--- start ---

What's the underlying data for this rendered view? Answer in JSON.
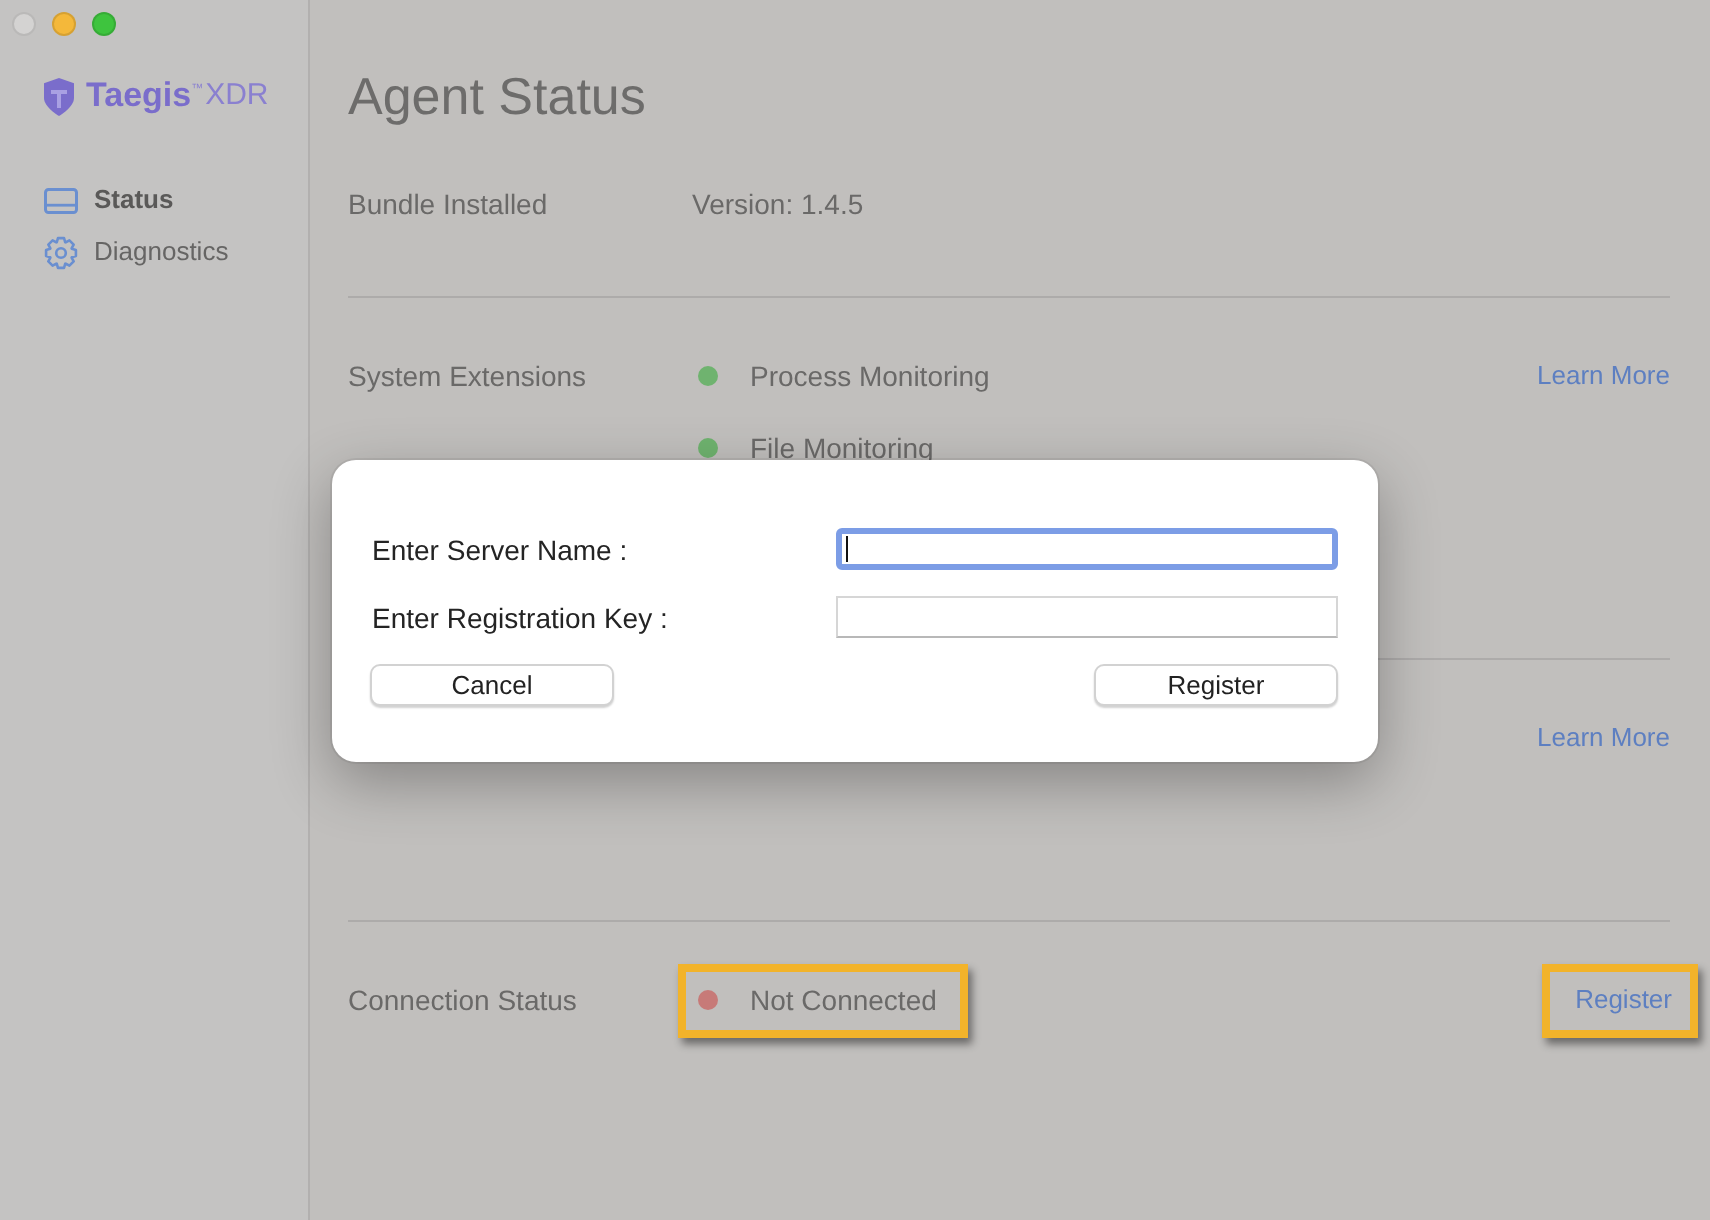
{
  "window": {
    "controls": [
      {
        "kind": "close",
        "disabled": true
      },
      {
        "kind": "minimize",
        "disabled": false
      },
      {
        "kind": "zoom",
        "disabled": false
      }
    ]
  },
  "sidebar": {
    "logo": {
      "name": "Taegis",
      "mark": "™",
      "product": "XDR"
    },
    "items": [
      {
        "label": "Status",
        "selected": true
      },
      {
        "label": "Diagnostics",
        "selected": false
      }
    ]
  },
  "main": {
    "title": "Agent Status",
    "sections": [
      {
        "label": "Bundle Installed",
        "items": [
          {
            "text": "Version: 1.4.5",
            "highlighted": false
          }
        ]
      },
      {
        "label": "System Extensions",
        "items": [
          {
            "text": "Process Monitoring",
            "color": "#6fb36f",
            "highlighted": false
          },
          {
            "text": "File Monitoring",
            "color": "#6fb36f",
            "highlighted": false
          }
        ],
        "link": {
          "text": "Learn More",
          "highlighted": false
        }
      },
      {
        "link": {
          "text": "Learn More",
          "highlighted": false
        }
      },
      {
        "label": "Connection Status",
        "items": [
          {
            "text": "Not Connected",
            "color": "#c77a78",
            "highlighted": true
          }
        ],
        "link": {
          "text": "Register",
          "highlighted": true
        }
      }
    ]
  },
  "dialog": {
    "fields": [
      {
        "label": "Enter Server Name :",
        "focused": true
      },
      {
        "label": "Enter Registration Key :",
        "focused": false
      }
    ],
    "buttons": [
      "Cancel",
      "Register"
    ]
  }
}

--- end ---

DIRECTIONS
From the material above, copy everything exactly but the pictures.

SOLUTION FOR THIS PROBLEM
What's the underlying data for this rendered view? Answer in JSON.
{
  "window": {
    "controls": [
      {
        "kind": "close",
        "disabled": true
      },
      {
        "kind": "minimize",
        "disabled": false
      },
      {
        "kind": "zoom",
        "disabled": false
      }
    ]
  },
  "sidebar": {
    "logo": {
      "name": "Taegis",
      "mark": "™",
      "product": "XDR"
    },
    "items": [
      {
        "label": "Status",
        "selected": true
      },
      {
        "label": "Diagnostics",
        "selected": false
      }
    ]
  },
  "main": {
    "title": "Agent Status",
    "sections": [
      {
        "label": "Bundle Installed",
        "items": [
          {
            "text": "Version: 1.4.5",
            "highlighted": false
          }
        ]
      },
      {
        "label": "System Extensions",
        "items": [
          {
            "text": "Process Monitoring",
            "color": "#6fb36f",
            "highlighted": false
          },
          {
            "text": "File Monitoring",
            "color": "#6fb36f",
            "highlighted": false
          }
        ],
        "link": {
          "text": "Learn More",
          "highlighted": false
        }
      },
      {
        "link": {
          "text": "Learn More",
          "highlighted": false
        }
      },
      {
        "label": "Connection Status",
        "items": [
          {
            "text": "Not Connected",
            "color": "#c77a78",
            "highlighted": true
          }
        ],
        "link": {
          "text": "Register",
          "highlighted": true
        }
      }
    ]
  },
  "dialog": {
    "fields": [
      {
        "label": "Enter Server Name :",
        "focused": true
      },
      {
        "label": "Enter Registration Key :",
        "focused": false
      }
    ],
    "buttons": [
      "Cancel",
      "Register"
    ]
  }
}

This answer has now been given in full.